WHAT THE EXERCISE ASKS
Go through the records underneath and write each one out again exactly.
────
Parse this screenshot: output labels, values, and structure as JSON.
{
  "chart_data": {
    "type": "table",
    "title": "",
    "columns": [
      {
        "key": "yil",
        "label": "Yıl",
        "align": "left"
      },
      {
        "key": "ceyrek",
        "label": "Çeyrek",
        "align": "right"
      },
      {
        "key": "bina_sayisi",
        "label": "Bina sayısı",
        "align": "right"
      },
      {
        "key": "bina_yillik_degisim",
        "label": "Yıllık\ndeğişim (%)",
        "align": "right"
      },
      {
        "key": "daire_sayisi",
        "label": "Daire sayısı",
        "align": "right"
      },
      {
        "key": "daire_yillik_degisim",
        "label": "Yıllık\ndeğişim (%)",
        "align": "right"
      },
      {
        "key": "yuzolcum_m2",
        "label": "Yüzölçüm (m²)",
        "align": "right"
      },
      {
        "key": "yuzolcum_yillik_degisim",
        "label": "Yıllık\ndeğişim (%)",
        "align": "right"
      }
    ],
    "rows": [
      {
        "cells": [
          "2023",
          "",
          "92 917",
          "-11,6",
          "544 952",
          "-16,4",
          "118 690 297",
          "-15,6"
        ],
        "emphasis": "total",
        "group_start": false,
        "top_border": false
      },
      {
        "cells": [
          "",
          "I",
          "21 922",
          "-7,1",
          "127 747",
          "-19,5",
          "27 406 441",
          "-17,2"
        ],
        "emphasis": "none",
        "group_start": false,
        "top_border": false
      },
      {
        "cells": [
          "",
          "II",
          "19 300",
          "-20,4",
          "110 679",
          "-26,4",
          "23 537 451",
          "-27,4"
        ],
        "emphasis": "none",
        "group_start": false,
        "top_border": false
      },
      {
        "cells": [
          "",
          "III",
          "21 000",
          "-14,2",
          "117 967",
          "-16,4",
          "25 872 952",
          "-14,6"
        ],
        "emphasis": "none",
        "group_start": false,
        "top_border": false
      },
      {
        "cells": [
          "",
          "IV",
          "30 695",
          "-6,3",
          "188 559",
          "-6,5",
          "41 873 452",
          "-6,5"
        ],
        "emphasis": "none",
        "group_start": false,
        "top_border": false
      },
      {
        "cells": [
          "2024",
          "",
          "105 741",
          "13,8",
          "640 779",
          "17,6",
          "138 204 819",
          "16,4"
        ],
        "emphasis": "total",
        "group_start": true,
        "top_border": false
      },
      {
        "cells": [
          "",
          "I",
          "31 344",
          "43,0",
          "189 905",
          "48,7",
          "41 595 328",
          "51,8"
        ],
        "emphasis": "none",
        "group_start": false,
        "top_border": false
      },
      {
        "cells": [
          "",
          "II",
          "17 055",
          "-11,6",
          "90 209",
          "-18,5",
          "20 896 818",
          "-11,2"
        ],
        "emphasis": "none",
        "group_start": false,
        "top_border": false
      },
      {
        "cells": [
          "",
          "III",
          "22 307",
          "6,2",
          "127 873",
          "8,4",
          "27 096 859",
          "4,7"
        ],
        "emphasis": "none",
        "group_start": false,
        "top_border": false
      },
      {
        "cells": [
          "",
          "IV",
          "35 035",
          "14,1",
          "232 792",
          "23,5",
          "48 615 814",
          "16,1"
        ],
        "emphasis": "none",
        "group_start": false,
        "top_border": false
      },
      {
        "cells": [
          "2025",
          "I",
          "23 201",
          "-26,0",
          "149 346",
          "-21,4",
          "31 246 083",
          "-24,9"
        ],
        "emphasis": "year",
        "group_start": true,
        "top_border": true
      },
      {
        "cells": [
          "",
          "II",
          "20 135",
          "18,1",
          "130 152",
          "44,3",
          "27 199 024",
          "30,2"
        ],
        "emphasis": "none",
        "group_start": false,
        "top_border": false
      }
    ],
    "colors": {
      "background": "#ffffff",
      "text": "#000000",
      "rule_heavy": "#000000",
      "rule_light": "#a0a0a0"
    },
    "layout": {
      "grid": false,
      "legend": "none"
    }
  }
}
────
THE SOLUTION
Parse this screenshot: output labels, values, and structure as JSON.
{
  "chart_data": {
    "type": "table",
    "title": "",
    "columns": [
      {
        "key": "yil",
        "label": "Yıl",
        "align": "left"
      },
      {
        "key": "ceyrek",
        "label": "Çeyrek",
        "align": "right"
      },
      {
        "key": "bina_sayisi",
        "label": "Bina sayısı",
        "align": "right"
      },
      {
        "key": "bina_yillik_degisim",
        "label": "Yıllık\ndeğişim (%)",
        "align": "right"
      },
      {
        "key": "daire_sayisi",
        "label": "Daire sayısı",
        "align": "right"
      },
      {
        "key": "daire_yillik_degisim",
        "label": "Yıllık\ndeğişim (%)",
        "align": "right"
      },
      {
        "key": "yuzolcum_m2",
        "label": "Yüzölçüm (m²)",
        "align": "right"
      },
      {
        "key": "yuzolcum_yillik_degisim",
        "label": "Yıllık\ndeğişim (%)",
        "align": "right"
      }
    ],
    "rows": [
      {
        "cells": [
          "2023",
          "",
          "92 917",
          "-11,6",
          "544 952",
          "-16,4",
          "118 690 297",
          "-15,6"
        ],
        "emphasis": "total",
        "group_start": false,
        "top_border": false
      },
      {
        "cells": [
          "",
          "I",
          "21 922",
          "-7,1",
          "127 747",
          "-19,5",
          "27 406 441",
          "-17,2"
        ],
        "emphasis": "none",
        "group_start": false,
        "top_border": false
      },
      {
        "cells": [
          "",
          "II",
          "19 300",
          "-20,4",
          "110 679",
          "-26,4",
          "23 537 451",
          "-27,4"
        ],
        "emphasis": "none",
        "group_start": false,
        "top_border": false
      },
      {
        "cells": [
          "",
          "III",
          "21 000",
          "-14,2",
          "117 967",
          "-16,4",
          "25 872 952",
          "-14,6"
        ],
        "emphasis": "none",
        "group_start": false,
        "top_border": false
      },
      {
        "cells": [
          "",
          "IV",
          "30 695",
          "-6,3",
          "188 559",
          "-6,5",
          "41 873 452",
          "-6,5"
        ],
        "emphasis": "none",
        "group_start": false,
        "top_border": false
      },
      {
        "cells": [
          "2024",
          "",
          "105 741",
          "13,8",
          "640 779",
          "17,6",
          "138 204 819",
          "16,4"
        ],
        "emphasis": "total",
        "group_start": true,
        "top_border": false
      },
      {
        "cells": [
          "",
          "I",
          "31 344",
          "43,0",
          "189 905",
          "48,7",
          "41 595 328",
          "51,8"
        ],
        "emphasis": "none",
        "group_start": false,
        "top_border": false
      },
      {
        "cells": [
          "",
          "II",
          "17 055",
          "-11,6",
          "90 209",
          "-18,5",
          "20 896 818",
          "-11,2"
        ],
        "emphasis": "none",
        "group_start": false,
        "top_border": false
      },
      {
        "cells": [
          "",
          "III",
          "22 307",
          "6,2",
          "127 873",
          "8,4",
          "27 096 859",
          "4,7"
        ],
        "emphasis": "none",
        "group_start": false,
        "top_border": false
      },
      {
        "cells": [
          "",
          "IV",
          "35 035",
          "14,1",
          "232 792",
          "23,5",
          "48 615 814",
          "16,1"
        ],
        "emphasis": "none",
        "group_start": false,
        "top_border": false
      },
      {
        "cells": [
          "2025",
          "I",
          "23 201",
          "-26,0",
          "149 346",
          "-21,4",
          "31 246 083",
          "-24,9"
        ],
        "emphasis": "year",
        "group_start": true,
        "top_border": true
      },
      {
        "cells": [
          "",
          "II",
          "20 135",
          "18,1",
          "130 152",
          "44,3",
          "27 199 024",
          "30,2"
        ],
        "emphasis": "none",
        "group_start": false,
        "top_border": false
      }
    ],
    "colors": {
      "background": "#ffffff",
      "text": "#000000",
      "rule_heavy": "#000000",
      "rule_light": "#a0a0a0"
    },
    "layout": {
      "grid": false,
      "legend": "none"
    }
  }
}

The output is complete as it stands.